### Exercise directions
Copy out the entries below precisely; nothing is to be omitted.

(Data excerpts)
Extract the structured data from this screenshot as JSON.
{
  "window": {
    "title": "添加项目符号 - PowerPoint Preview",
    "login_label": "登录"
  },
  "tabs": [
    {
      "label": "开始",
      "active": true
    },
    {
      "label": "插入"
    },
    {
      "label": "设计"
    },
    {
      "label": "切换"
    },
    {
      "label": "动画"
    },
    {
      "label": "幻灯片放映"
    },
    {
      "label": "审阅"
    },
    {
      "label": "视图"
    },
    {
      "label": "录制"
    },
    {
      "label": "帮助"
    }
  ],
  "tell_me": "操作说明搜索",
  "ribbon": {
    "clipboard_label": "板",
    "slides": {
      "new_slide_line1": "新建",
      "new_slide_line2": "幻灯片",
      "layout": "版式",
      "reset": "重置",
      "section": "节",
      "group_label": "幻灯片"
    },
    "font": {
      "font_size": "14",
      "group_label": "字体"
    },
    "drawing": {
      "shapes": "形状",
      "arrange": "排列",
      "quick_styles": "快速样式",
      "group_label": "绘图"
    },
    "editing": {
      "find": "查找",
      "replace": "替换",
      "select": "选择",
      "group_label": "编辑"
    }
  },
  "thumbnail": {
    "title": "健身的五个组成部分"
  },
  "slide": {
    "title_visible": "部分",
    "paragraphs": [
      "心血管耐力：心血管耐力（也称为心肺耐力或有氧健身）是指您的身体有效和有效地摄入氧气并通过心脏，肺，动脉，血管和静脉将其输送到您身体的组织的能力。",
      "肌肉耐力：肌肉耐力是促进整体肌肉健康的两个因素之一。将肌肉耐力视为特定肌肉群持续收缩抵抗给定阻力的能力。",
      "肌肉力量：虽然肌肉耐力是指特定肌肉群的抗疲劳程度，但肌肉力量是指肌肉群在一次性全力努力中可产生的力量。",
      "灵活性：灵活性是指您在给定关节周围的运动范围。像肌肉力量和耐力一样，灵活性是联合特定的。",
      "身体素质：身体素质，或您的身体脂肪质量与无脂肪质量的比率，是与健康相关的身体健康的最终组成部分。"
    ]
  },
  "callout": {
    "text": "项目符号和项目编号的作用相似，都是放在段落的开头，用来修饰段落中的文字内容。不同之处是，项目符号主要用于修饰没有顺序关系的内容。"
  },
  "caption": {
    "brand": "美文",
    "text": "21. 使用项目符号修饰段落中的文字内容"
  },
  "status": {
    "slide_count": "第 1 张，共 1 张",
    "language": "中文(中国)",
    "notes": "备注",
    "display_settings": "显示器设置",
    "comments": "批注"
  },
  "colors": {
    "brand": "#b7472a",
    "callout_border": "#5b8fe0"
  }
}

### Exercise solution
Extract the structured data from this screenshot as JSON.
{
  "window": {
    "title": "添加项目符号 - PowerPoint Preview",
    "login_label": "登录"
  },
  "tabs": [
    {
      "label": "开始",
      "active": true
    },
    {
      "label": "插入"
    },
    {
      "label": "设计"
    },
    {
      "label": "切换"
    },
    {
      "label": "动画"
    },
    {
      "label": "幻灯片放映"
    },
    {
      "label": "审阅"
    },
    {
      "label": "视图"
    },
    {
      "label": "录制"
    },
    {
      "label": "帮助"
    }
  ],
  "tell_me": "操作说明搜索",
  "ribbon": {
    "clipboard_label": "板",
    "slides": {
      "new_slide_line1": "新建",
      "new_slide_line2": "幻灯片",
      "layout": "版式",
      "reset": "重置",
      "section": "节",
      "group_label": "幻灯片"
    },
    "font": {
      "font_size": "14",
      "group_label": "字体"
    },
    "drawing": {
      "shapes": "形状",
      "arrange": "排列",
      "quick_styles": "快速样式",
      "group_label": "绘图"
    },
    "editing": {
      "find": "查找",
      "replace": "替换",
      "select": "选择",
      "group_label": "编辑"
    }
  },
  "thumbnail": {
    "title": "健身的五个组成部分"
  },
  "slide": {
    "title_visible": "部分",
    "paragraphs": [
      "心血管耐力：心血管耐力（也称为心肺耐力或有氧健身）是指您的身体有效和有效地摄入氧气并通过心脏，肺，动脉，血管和静脉将其输送到您身体的组织的能力。",
      "肌肉耐力：肌肉耐力是促进整体肌肉健康的两个因素之一。将肌肉耐力视为特定肌肉群持续收缩抵抗给定阻力的能力。",
      "肌肉力量：虽然肌肉耐力是指特定肌肉群的抗疲劳程度，但肌肉力量是指肌肉群在一次性全力努力中可产生的力量。",
      "灵活性：灵活性是指您在给定关节周围的运动范围。像肌肉力量和耐力一样，灵活性是联合特定的。",
      "身体素质：身体素质，或您的身体脂肪质量与无脂肪质量的比率，是与健康相关的身体健康的最终组成部分。"
    ]
  },
  "callout": {
    "text": "项目符号和项目编号的作用相似，都是放在段落的开头，用来修饰段落中的文字内容。不同之处是，项目符号主要用于修饰没有顺序关系的内容。"
  },
  "caption": {
    "brand": "美文",
    "text": "21. 使用项目符号修饰段落中的文字内容"
  },
  "status": {
    "slide_count": "第 1 张，共 1 张",
    "language": "中文(中国)",
    "notes": "备注",
    "display_settings": "显示器设置",
    "comments": "批注"
  },
  "colors": {
    "brand": "#b7472a",
    "callout_border": "#5b8fe0"
  }
}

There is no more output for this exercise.